-- Start of DATASET EXTRACT --

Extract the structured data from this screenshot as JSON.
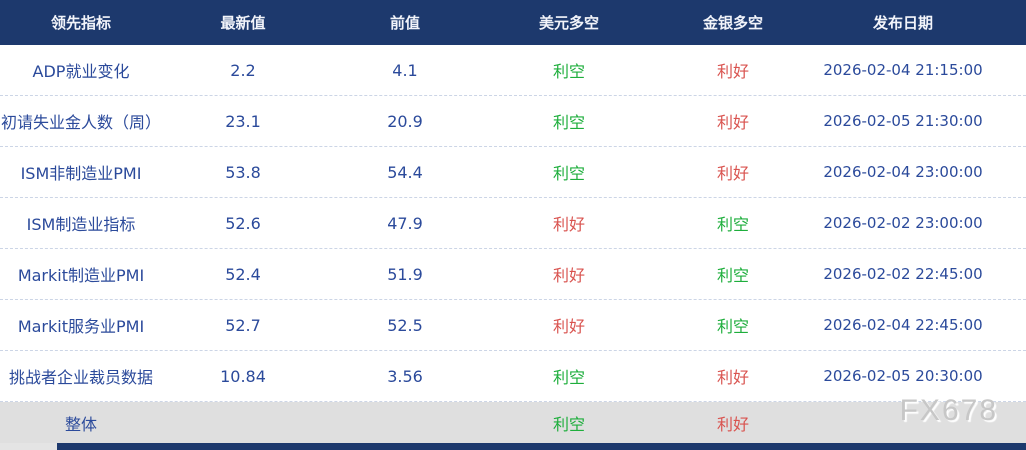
{
  "colors": {
    "header_bg": "#1d396d",
    "header_text": "#f2f4fa",
    "body_bg": "#ffffff",
    "body_text": "#2b4a9b",
    "green": "#1eae3c",
    "red": "#d9534f",
    "divider": "#ccd5e6",
    "overall_row_bg": "#dfdfdf",
    "bottom_bar": "#1d396d"
  },
  "table": {
    "columns": [
      "领先指标",
      "最新值",
      "前值",
      "美元多空",
      "金银多空",
      "发布日期"
    ],
    "rows": [
      {
        "indicator": "ADP就业变化",
        "latest": "2.2",
        "previous": "4.1",
        "usd": "利空",
        "usd_class": "green",
        "gold": "利好",
        "gold_class": "red",
        "date": "2026-02-04 21:15:00"
      },
      {
        "indicator": "初请失业金人数（周）",
        "latest": "23.1",
        "previous": "20.9",
        "usd": "利空",
        "usd_class": "green",
        "gold": "利好",
        "gold_class": "red",
        "date": "2026-02-05 21:30:00"
      },
      {
        "indicator": "ISM非制造业PMI",
        "latest": "53.8",
        "previous": "54.4",
        "usd": "利空",
        "usd_class": "green",
        "gold": "利好",
        "gold_class": "red",
        "date": "2026-02-04 23:00:00"
      },
      {
        "indicator": "ISM制造业指标",
        "latest": "52.6",
        "previous": "47.9",
        "usd": "利好",
        "usd_class": "red",
        "gold": "利空",
        "gold_class": "green",
        "date": "2026-02-02 23:00:00"
      },
      {
        "indicator": "Markit制造业PMI",
        "latest": "52.4",
        "previous": "51.9",
        "usd": "利好",
        "usd_class": "red",
        "gold": "利空",
        "gold_class": "green",
        "date": "2026-02-02 22:45:00"
      },
      {
        "indicator": "Markit服务业PMI",
        "latest": "52.7",
        "previous": "52.5",
        "usd": "利好",
        "usd_class": "red",
        "gold": "利空",
        "gold_class": "green",
        "date": "2026-02-04 22:45:00"
      },
      {
        "indicator": "挑战者企业裁员数据",
        "latest": "10.84",
        "previous": "3.56",
        "usd": "利空",
        "usd_class": "green",
        "gold": "利好",
        "gold_class": "red",
        "date": "2026-02-05 20:30:00"
      }
    ],
    "overall": {
      "indicator": "整体",
      "latest": "",
      "previous": "",
      "usd": "利空",
      "usd_class": "green",
      "gold": "利好",
      "gold_class": "red",
      "date": ""
    }
  },
  "watermark": "FX678",
  "chart_data": {
    "type": "table",
    "title": "",
    "columns": [
      "领先指标",
      "最新值",
      "前值",
      "美元多空",
      "金银多空",
      "发布日期"
    ],
    "rows": [
      [
        "ADP就业变化",
        2.2,
        4.1,
        "利空",
        "利好",
        "2026-02-04 21:15:00"
      ],
      [
        "初请失业金人数（周）",
        23.1,
        20.9,
        "利空",
        "利好",
        "2026-02-05 21:30:00"
      ],
      [
        "ISM非制造业PMI",
        53.8,
        54.4,
        "利空",
        "利好",
        "2026-02-04 23:00:00"
      ],
      [
        "ISM制造业指标",
        52.6,
        47.9,
        "利好",
        "利空",
        "2026-02-02 23:00:00"
      ],
      [
        "Markit制造业PMI",
        52.4,
        51.9,
        "利好",
        "利空",
        "2026-02-02 22:45:00"
      ],
      [
        "Markit服务业PMI",
        52.7,
        52.5,
        "利好",
        "利空",
        "2026-02-04 22:45:00"
      ],
      [
        "挑战者企业裁员数据",
        10.84,
        3.56,
        "利空",
        "利好",
        "2026-02-05 20:30:00"
      ],
      [
        "整体",
        null,
        null,
        "利空",
        "利好",
        null
      ]
    ],
    "legend": {
      "利好": "red #d9534f",
      "利空": "green #1eae3c"
    }
  }
}
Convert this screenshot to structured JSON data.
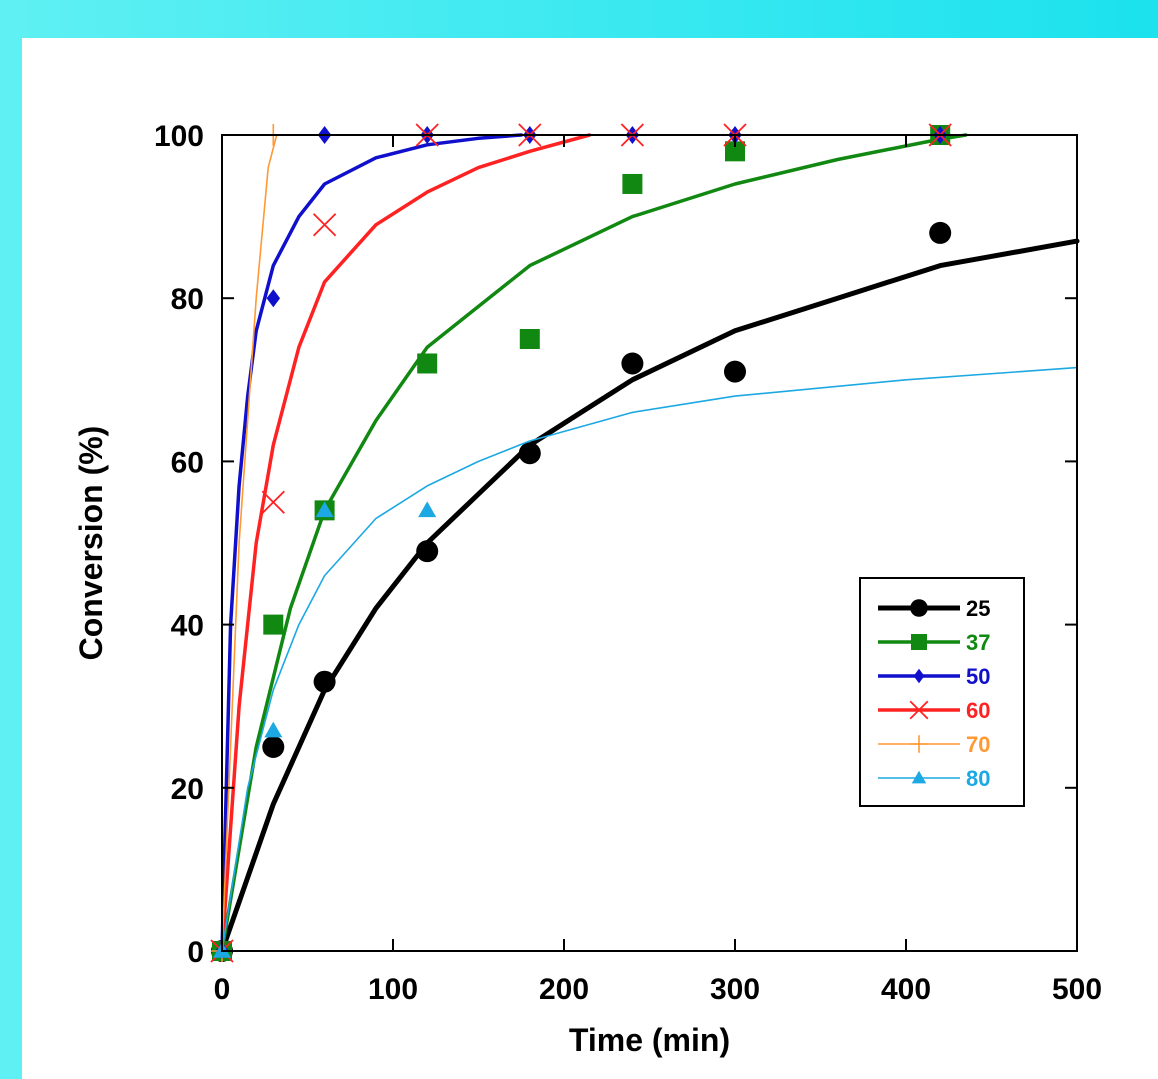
{
  "chart_data": {
    "type": "scatter",
    "title": "",
    "xlabel": "Time (min)",
    "ylabel": "Conversion (%)",
    "xlim": [
      0,
      500
    ],
    "ylim": [
      0,
      100
    ],
    "xticks": [
      0,
      100,
      200,
      300,
      400,
      500
    ],
    "yticks": [
      0,
      20,
      40,
      60,
      80,
      100
    ],
    "grid": false,
    "legend_position": "bottom-right",
    "series": [
      {
        "name": "25",
        "color": "#000000",
        "marker": "circle",
        "line_style": "thick",
        "points": [
          [
            0,
            0
          ],
          [
            30,
            25
          ],
          [
            60,
            33
          ],
          [
            120,
            49
          ],
          [
            180,
            61
          ],
          [
            240,
            72
          ],
          [
            300,
            71
          ],
          [
            420,
            88
          ]
        ],
        "fit_curve": [
          [
            0,
            0
          ],
          [
            30,
            18
          ],
          [
            60,
            32
          ],
          [
            90,
            42
          ],
          [
            120,
            50
          ],
          [
            150,
            56
          ],
          [
            180,
            62
          ],
          [
            210,
            66
          ],
          [
            240,
            70
          ],
          [
            300,
            76
          ],
          [
            360,
            80
          ],
          [
            420,
            84
          ],
          [
            500,
            87
          ]
        ]
      },
      {
        "name": "37",
        "color": "#118811",
        "marker": "square",
        "line_style": "medium",
        "points": [
          [
            0,
            0
          ],
          [
            30,
            40
          ],
          [
            60,
            54
          ],
          [
            120,
            72
          ],
          [
            180,
            75
          ],
          [
            240,
            94
          ],
          [
            300,
            98
          ],
          [
            420,
            100
          ]
        ],
        "fit_curve": [
          [
            0,
            0
          ],
          [
            20,
            25
          ],
          [
            40,
            42
          ],
          [
            60,
            54
          ],
          [
            90,
            65
          ],
          [
            120,
            74
          ],
          [
            150,
            79
          ],
          [
            180,
            84
          ],
          [
            240,
            90
          ],
          [
            300,
            94
          ],
          [
            360,
            97
          ],
          [
            420,
            99.5
          ],
          [
            435,
            100
          ]
        ]
      },
      {
        "name": "50",
        "color": "#1010cc",
        "marker": "diamond",
        "line_style": "medium",
        "points": [
          [
            0,
            0
          ],
          [
            30,
            80
          ],
          [
            60,
            100
          ],
          [
            120,
            100
          ],
          [
            180,
            100
          ],
          [
            240,
            100
          ],
          [
            300,
            100
          ],
          [
            420,
            100
          ]
        ],
        "fit_curve": [
          [
            0,
            0
          ],
          [
            5,
            40
          ],
          [
            10,
            57
          ],
          [
            15,
            68
          ],
          [
            20,
            76
          ],
          [
            30,
            84
          ],
          [
            45,
            90
          ],
          [
            60,
            94
          ],
          [
            90,
            97.2
          ],
          [
            120,
            98.8
          ],
          [
            150,
            99.6
          ],
          [
            175,
            100
          ]
        ]
      },
      {
        "name": "60",
        "color": "#ff2222",
        "marker": "x",
        "line_style": "medium",
        "points": [
          [
            0,
            0
          ],
          [
            30,
            55
          ],
          [
            60,
            89
          ],
          [
            120,
            100
          ],
          [
            180,
            100
          ],
          [
            240,
            100
          ],
          [
            300,
            100
          ],
          [
            420,
            100
          ]
        ],
        "fit_curve": [
          [
            0,
            0
          ],
          [
            10,
            30
          ],
          [
            20,
            50
          ],
          [
            30,
            62
          ],
          [
            45,
            74
          ],
          [
            60,
            82
          ],
          [
            90,
            89
          ],
          [
            120,
            93
          ],
          [
            150,
            96
          ],
          [
            180,
            98
          ],
          [
            215,
            100
          ]
        ]
      },
      {
        "name": "70",
        "color": "#ff9933",
        "marker": "plus",
        "line_style": "thin",
        "points": [
          [
            0,
            0
          ],
          [
            30,
            100
          ]
        ],
        "fit_curve": [
          [
            0,
            0
          ],
          [
            10,
            50
          ],
          [
            20,
            80
          ],
          [
            27,
            96
          ],
          [
            32,
            100
          ]
        ]
      },
      {
        "name": "80",
        "color": "#1ca8e3",
        "marker": "triangle",
        "line_style": "thin",
        "points": [
          [
            0,
            0
          ],
          [
            30,
            27
          ],
          [
            60,
            54
          ],
          [
            120,
            54
          ]
        ],
        "fit_curve": [
          [
            0,
            0
          ],
          [
            15,
            20
          ],
          [
            30,
            32
          ],
          [
            45,
            40
          ],
          [
            60,
            46
          ],
          [
            90,
            53
          ],
          [
            120,
            57
          ],
          [
            150,
            60
          ],
          [
            180,
            62.5
          ],
          [
            240,
            66
          ],
          [
            300,
            68
          ],
          [
            400,
            70
          ],
          [
            500,
            71.5
          ]
        ]
      }
    ]
  }
}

-- End of DATASET EXTRACT --

- [WHAT YOU NEED TO DO] Take each line containing the string "previous" and copy it out.

- [FULL OUTPUT]
        "previous": "4.1",
        "previous": "20.9",
        "previous": "54.4",
        "previous": "47.9",
        "previous": "51.9",
        "previous": "52.5",
        "previous": "3.56",
      "previous": "",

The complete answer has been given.